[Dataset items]

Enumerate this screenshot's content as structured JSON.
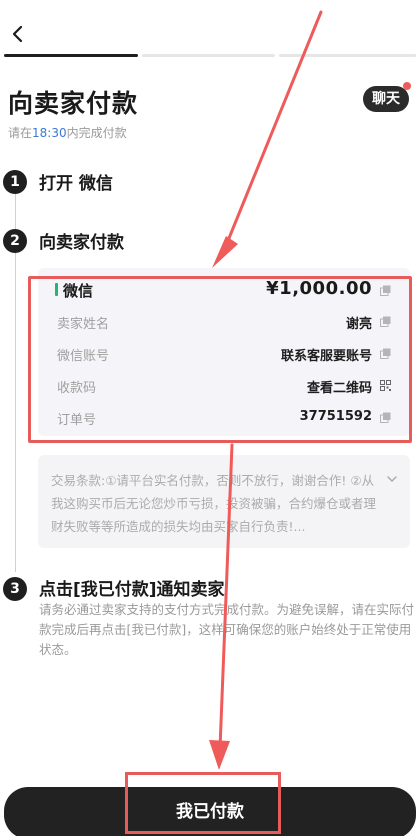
{
  "header": {
    "title": "向卖家付款",
    "chat_label": "聊天"
  },
  "deadline": {
    "prefix": "请在",
    "time": "18:30",
    "suffix": "内完成付款"
  },
  "steps": [
    {
      "number": "1",
      "title": "打开 微信"
    },
    {
      "number": "2",
      "title": "向卖家付款"
    },
    {
      "number": "3",
      "title": "点击[我已付款]通知卖家"
    }
  ],
  "payment": {
    "method": "微信",
    "amount": "¥1,000.00",
    "rows": [
      {
        "label": "卖家姓名",
        "value": "谢亮"
      },
      {
        "label": "微信账号",
        "value": "联系客服要账号"
      },
      {
        "label": "收款码",
        "value": "查看二维码"
      },
      {
        "label": "订单号",
        "value": "37751592"
      }
    ]
  },
  "terms": {
    "text": "交易条款:①请平台实名付款，否则不放行，谢谢合作! ②从我这购买币后无论您炒币亏损，投资被骗，合约爆仓或者理财失败等等所造成的损失均由买家自行负责!..."
  },
  "step3_description": "请务必通过卖家支持的支付方式完成付款。为避免误解，请在实际付款完成后再点击[我已付款]，这样可确保您的账户始终处于正常使用状态。",
  "confirm_button": "我已付款",
  "colors": {
    "accent": "#3a7bd5",
    "wechat": "#22b573",
    "highlight": "#e85b5b",
    "dark": "#222222"
  },
  "icons": [
    "back-arrow-icon",
    "copy-icon",
    "qr-code-icon",
    "chevron-down-icon"
  ]
}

▶ _What the task asks_
Leave the pictures out and reproduce all of the records exactly.

▶ _Answer for the task_
Enumerate this screenshot's content as structured JSON.
{
  "header": {
    "title": "向卖家付款",
    "chat_label": "聊天"
  },
  "deadline": {
    "prefix": "请在",
    "time": "18:30",
    "suffix": "内完成付款"
  },
  "steps": [
    {
      "number": "1",
      "title": "打开 微信"
    },
    {
      "number": "2",
      "title": "向卖家付款"
    },
    {
      "number": "3",
      "title": "点击[我已付款]通知卖家"
    }
  ],
  "payment": {
    "method": "微信",
    "amount": "¥1,000.00",
    "rows": [
      {
        "label": "卖家姓名",
        "value": "谢亮"
      },
      {
        "label": "微信账号",
        "value": "联系客服要账号"
      },
      {
        "label": "收款码",
        "value": "查看二维码"
      },
      {
        "label": "订单号",
        "value": "37751592"
      }
    ]
  },
  "terms": {
    "text": "交易条款:①请平台实名付款，否则不放行，谢谢合作! ②从我这购买币后无论您炒币亏损，投资被骗，合约爆仓或者理财失败等等所造成的损失均由买家自行负责!..."
  },
  "step3_description": "请务必通过卖家支持的支付方式完成付款。为避免误解，请在实际付款完成后再点击[我已付款]，这样可确保您的账户始终处于正常使用状态。",
  "confirm_button": "我已付款",
  "colors": {
    "accent": "#3a7bd5",
    "wechat": "#22b573",
    "highlight": "#e85b5b",
    "dark": "#222222"
  },
  "icons": [
    "back-arrow-icon",
    "copy-icon",
    "qr-code-icon",
    "chevron-down-icon"
  ]
}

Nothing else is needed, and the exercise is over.